Data extracted from a collection:
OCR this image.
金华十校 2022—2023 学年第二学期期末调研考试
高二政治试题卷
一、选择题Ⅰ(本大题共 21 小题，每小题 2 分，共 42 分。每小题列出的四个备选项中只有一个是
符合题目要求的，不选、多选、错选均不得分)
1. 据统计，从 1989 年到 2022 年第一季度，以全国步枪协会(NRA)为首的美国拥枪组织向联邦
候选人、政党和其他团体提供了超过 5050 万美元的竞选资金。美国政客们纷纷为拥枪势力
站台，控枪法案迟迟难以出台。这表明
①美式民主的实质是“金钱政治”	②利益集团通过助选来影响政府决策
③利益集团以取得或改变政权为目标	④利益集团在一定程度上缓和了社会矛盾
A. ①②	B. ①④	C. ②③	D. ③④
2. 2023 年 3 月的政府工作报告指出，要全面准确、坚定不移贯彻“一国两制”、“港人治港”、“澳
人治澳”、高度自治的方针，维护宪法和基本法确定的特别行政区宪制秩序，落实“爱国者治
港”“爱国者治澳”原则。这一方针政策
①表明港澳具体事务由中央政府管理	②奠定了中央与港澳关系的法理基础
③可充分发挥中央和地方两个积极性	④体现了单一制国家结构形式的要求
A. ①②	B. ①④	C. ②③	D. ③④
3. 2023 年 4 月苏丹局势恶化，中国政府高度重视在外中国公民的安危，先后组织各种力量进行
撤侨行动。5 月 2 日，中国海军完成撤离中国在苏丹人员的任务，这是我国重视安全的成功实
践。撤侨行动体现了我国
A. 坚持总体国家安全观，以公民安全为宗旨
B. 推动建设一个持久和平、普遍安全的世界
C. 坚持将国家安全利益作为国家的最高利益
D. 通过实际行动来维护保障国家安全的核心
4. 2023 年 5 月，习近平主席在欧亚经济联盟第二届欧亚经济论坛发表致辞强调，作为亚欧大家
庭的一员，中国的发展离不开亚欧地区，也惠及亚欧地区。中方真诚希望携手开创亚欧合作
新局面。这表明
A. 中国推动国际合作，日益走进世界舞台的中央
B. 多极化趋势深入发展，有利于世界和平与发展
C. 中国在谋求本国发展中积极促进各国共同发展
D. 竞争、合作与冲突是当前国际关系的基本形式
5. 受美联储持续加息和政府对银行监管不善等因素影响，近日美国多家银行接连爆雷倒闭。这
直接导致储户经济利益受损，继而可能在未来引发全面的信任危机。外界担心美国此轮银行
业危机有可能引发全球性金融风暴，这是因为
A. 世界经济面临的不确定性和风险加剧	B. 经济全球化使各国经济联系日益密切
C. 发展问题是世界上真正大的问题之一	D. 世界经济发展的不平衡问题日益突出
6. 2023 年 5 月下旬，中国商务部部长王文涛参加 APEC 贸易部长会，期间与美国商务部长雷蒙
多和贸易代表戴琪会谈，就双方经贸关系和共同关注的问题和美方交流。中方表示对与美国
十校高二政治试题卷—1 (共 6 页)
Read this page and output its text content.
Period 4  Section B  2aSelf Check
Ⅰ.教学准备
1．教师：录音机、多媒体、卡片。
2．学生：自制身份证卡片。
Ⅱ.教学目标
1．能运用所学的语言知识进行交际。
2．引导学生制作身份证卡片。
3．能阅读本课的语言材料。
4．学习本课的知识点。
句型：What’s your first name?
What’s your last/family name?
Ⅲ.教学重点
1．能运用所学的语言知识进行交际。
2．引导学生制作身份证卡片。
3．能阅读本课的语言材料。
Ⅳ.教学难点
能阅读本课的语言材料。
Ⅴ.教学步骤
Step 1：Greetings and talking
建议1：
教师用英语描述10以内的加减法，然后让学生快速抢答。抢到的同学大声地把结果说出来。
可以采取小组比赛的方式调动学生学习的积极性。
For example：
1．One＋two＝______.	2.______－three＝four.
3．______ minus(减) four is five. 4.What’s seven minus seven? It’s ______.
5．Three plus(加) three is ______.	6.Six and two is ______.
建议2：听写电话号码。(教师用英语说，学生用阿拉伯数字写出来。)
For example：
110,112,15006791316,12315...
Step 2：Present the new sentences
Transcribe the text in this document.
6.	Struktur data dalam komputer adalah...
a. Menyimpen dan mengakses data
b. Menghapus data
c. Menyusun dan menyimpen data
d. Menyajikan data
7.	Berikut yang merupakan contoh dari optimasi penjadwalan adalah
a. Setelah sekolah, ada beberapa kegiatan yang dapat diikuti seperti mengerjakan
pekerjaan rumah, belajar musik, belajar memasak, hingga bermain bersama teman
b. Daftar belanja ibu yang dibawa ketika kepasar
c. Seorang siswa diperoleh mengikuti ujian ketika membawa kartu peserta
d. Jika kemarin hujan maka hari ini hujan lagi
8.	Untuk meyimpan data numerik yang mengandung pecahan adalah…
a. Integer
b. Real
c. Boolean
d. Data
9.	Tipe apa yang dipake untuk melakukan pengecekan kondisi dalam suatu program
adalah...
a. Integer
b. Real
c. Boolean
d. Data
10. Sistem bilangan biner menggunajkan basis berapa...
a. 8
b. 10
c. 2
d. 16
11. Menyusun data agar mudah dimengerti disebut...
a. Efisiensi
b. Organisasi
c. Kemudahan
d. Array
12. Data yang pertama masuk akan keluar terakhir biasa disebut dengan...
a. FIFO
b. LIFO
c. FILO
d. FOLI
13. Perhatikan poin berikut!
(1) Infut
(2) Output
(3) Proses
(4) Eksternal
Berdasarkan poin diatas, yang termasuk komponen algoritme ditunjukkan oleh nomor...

### TASK INSTRUCTIONS
Exactly reproduce every line of the data above.

### REPLY TO THE TASK
OCR this image.
金华十校 2022—2023 学年第二学期期末调研考试
高二政治试题卷
一、选择题Ⅰ(本大题共 21 小题，每小题 2 分，共 42 分。每小题列出的四个备选项中只有一个是
符合题目要求的，不选、多选、错选均不得分)
1. 据统计，从 1989 年到 2022 年第一季度，以全国步枪协会(NRA)为首的美国拥枪组织向联邦
候选人、政党和其他团体提供了超过 5050 万美元的竞选资金。美国政客们纷纷为拥枪势力
站台，控枪法案迟迟难以出台。这表明
①美式民主的实质是“金钱政治”	②利益集团通过助选来影响政府决策
③利益集团以取得或改变政权为目标	④利益集团在一定程度上缓和了社会矛盾
A. ①②	B. ①④	C. ②③	D. ③④
2. 2023 年 3 月的政府工作报告指出，要全面准确、坚定不移贯彻“一国两制”、“港人治港”、“澳
人治澳”、高度自治的方针，维护宪法和基本法确定的特别行政区宪制秩序，落实“爱国者治
港”“爱国者治澳”原则。这一方针政策
①表明港澳具体事务由中央政府管理	②奠定了中央与港澳关系的法理基础
③可充分发挥中央和地方两个积极性	④体现了单一制国家结构形式的要求
A. ①②	B. ①④	C. ②③	D. ③④
3. 2023 年 4 月苏丹局势恶化，中国政府高度重视在外中国公民的安危，先后组织各种力量进行
撤侨行动。5 月 2 日，中国海军完成撤离中国在苏丹人员的任务，这是我国重视安全的成功实
践。撤侨行动体现了我国
A. 坚持总体国家安全观，以公民安全为宗旨
B. 推动建设一个持久和平、普遍安全的世界
C. 坚持将国家安全利益作为国家的最高利益
D. 通过实际行动来维护保障国家安全的核心
4. 2023 年 5 月，习近平主席在欧亚经济联盟第二届欧亚经济论坛发表致辞强调，作为亚欧大家
庭的一员，中国的发展离不开亚欧地区，也惠及亚欧地区。中方真诚希望携手开创亚欧合作
新局面。这表明
A. 中国推动国际合作，日益走进世界舞台的中央
B. 多极化趋势深入发展，有利于世界和平与发展
C. 中国在谋求本国发展中积极促进各国共同发展
D. 竞争、合作与冲突是当前国际关系的基本形式
5. 受美联储持续加息和政府对银行监管不善等因素影响，近日美国多家银行接连爆雷倒闭。这
直接导致储户经济利益受损，继而可能在未来引发全面的信任危机。外界担心美国此轮银行
业危机有可能引发全球性金融风暴，这是因为
A. 世界经济面临的不确定性和风险加剧	B. 经济全球化使各国经济联系日益密切
C. 发展问题是世界上真正大的问题之一	D. 世界经济发展的不平衡问题日益突出
6. 2023 年 5 月下旬，中国商务部部长王文涛参加 APEC 贸易部长会，期间与美国商务部长雷蒙
多和贸易代表戴琪会谈，就双方经贸关系和共同关注的问题和美方交流。中方表示对与美国
十校高二政治试题卷—1 (共 6 页)
Read this page and output its text content.
Period 4  Section B  2aSelf Check
Ⅰ.教学准备
1．教师：录音机、多媒体、卡片。
2．学生：自制身份证卡片。
Ⅱ.教学目标
1．能运用所学的语言知识进行交际。
2．引导学生制作身份证卡片。
3．能阅读本课的语言材料。
4．学习本课的知识点。
句型：What’s your first name?
What’s your last/family name?
Ⅲ.教学重点
1．能运用所学的语言知识进行交际。
2．引导学生制作身份证卡片。
3．能阅读本课的语言材料。
Ⅳ.教学难点
能阅读本课的语言材料。
Ⅴ.教学步骤
Step 1：Greetings and talking
建议1：
教师用英语描述10以内的加减法，然后让学生快速抢答。抢到的同学大声地把结果说出来。
可以采取小组比赛的方式调动学生学习的积极性。
For example：
1．One＋two＝______.	2.______－three＝four.
3．______ minus(减) four is five. 4.What’s seven minus seven? It’s ______.
5．Three plus(加) three is ______.	6.Six and two is ______.
建议2：听写电话号码。(教师用英语说，学生用阿拉伯数字写出来。)
For example：
110,112,15006791316,12315...
Step 2：Present the new sentences
Transcribe the text in this document.
6.	Struktur data dalam komputer adalah...
a. Menyimpen dan mengakses data
b. Menghapus data
c. Menyusun dan menyimpen data
d. Menyajikan data
7.	Berikut yang merupakan contoh dari optimasi penjadwalan adalah
a. Setelah sekolah, ada beberapa kegiatan yang dapat diikuti seperti mengerjakan
pekerjaan rumah, belajar musik, belajar memasak, hingga bermain bersama teman
b. Daftar belanja ibu yang dibawa ketika kepasar
c. Seorang siswa diperoleh mengikuti ujian ketika membawa kartu peserta
d. Jika kemarin hujan maka hari ini hujan lagi
8.	Untuk meyimpan data numerik yang mengandung pecahan adalah…
a. Integer
b. Real
c. Boolean
d. Data
9.	Tipe apa yang dipake untuk melakukan pengecekan kondisi dalam suatu program
adalah...
a. Integer
b. Real
c. Boolean
d. Data
10. Sistem bilangan biner menggunajkan basis berapa...
a. 8
b. 10
c. 2
d. 16
11. Menyusun data agar mudah dimengerti disebut...
a. Efisiensi
b. Organisasi
c. Kemudahan
d. Array
12. Data yang pertama masuk akan keluar terakhir biasa disebut dengan...
a. FIFO
b. LIFO
c. FILO
d. FOLI
13. Perhatikan poin berikut!
(1) Infut
(2) Output
(3) Proses
(4) Eksternal
Berdasarkan poin diatas, yang termasuk komponen algoritme ditunjukkan oleh nomor...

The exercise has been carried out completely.